Copy each of the following lines character for character.

(Element location lists)
━━━━━━━━━━

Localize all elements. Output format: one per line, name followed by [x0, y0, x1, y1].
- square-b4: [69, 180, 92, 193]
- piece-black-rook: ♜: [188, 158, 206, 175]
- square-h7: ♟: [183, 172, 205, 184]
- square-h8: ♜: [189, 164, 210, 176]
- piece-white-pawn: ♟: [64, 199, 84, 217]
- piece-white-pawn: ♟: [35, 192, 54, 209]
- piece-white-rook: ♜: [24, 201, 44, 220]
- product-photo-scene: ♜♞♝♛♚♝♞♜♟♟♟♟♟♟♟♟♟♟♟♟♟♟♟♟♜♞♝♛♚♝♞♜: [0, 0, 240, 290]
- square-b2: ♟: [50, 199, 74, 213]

━━━━━━━━━━

### ANSWER IN FULL
Localize all elements. Output format: one per line, name followed by [x0, y0, x1, y1].
- square-b4: [69, 180, 92, 193]
- piece-black-rook: ♜: [188, 158, 206, 175]
- square-h7: ♟: [183, 172, 205, 184]
- square-h8: ♜: [189, 164, 210, 176]
- piece-white-pawn: ♟: [64, 199, 84, 217]
- piece-white-pawn: ♟: [35, 192, 54, 209]
- piece-white-rook: ♜: [24, 201, 44, 220]
- product-photo-scene: ♜♞♝♛♚♝♞♜♟♟♟♟♟♟♟♟♟♟♟♟♟♟♟♟♜♞♝♛♚♝♞♜: [0, 0, 240, 290]
- square-b2: ♟: [50, 199, 74, 213]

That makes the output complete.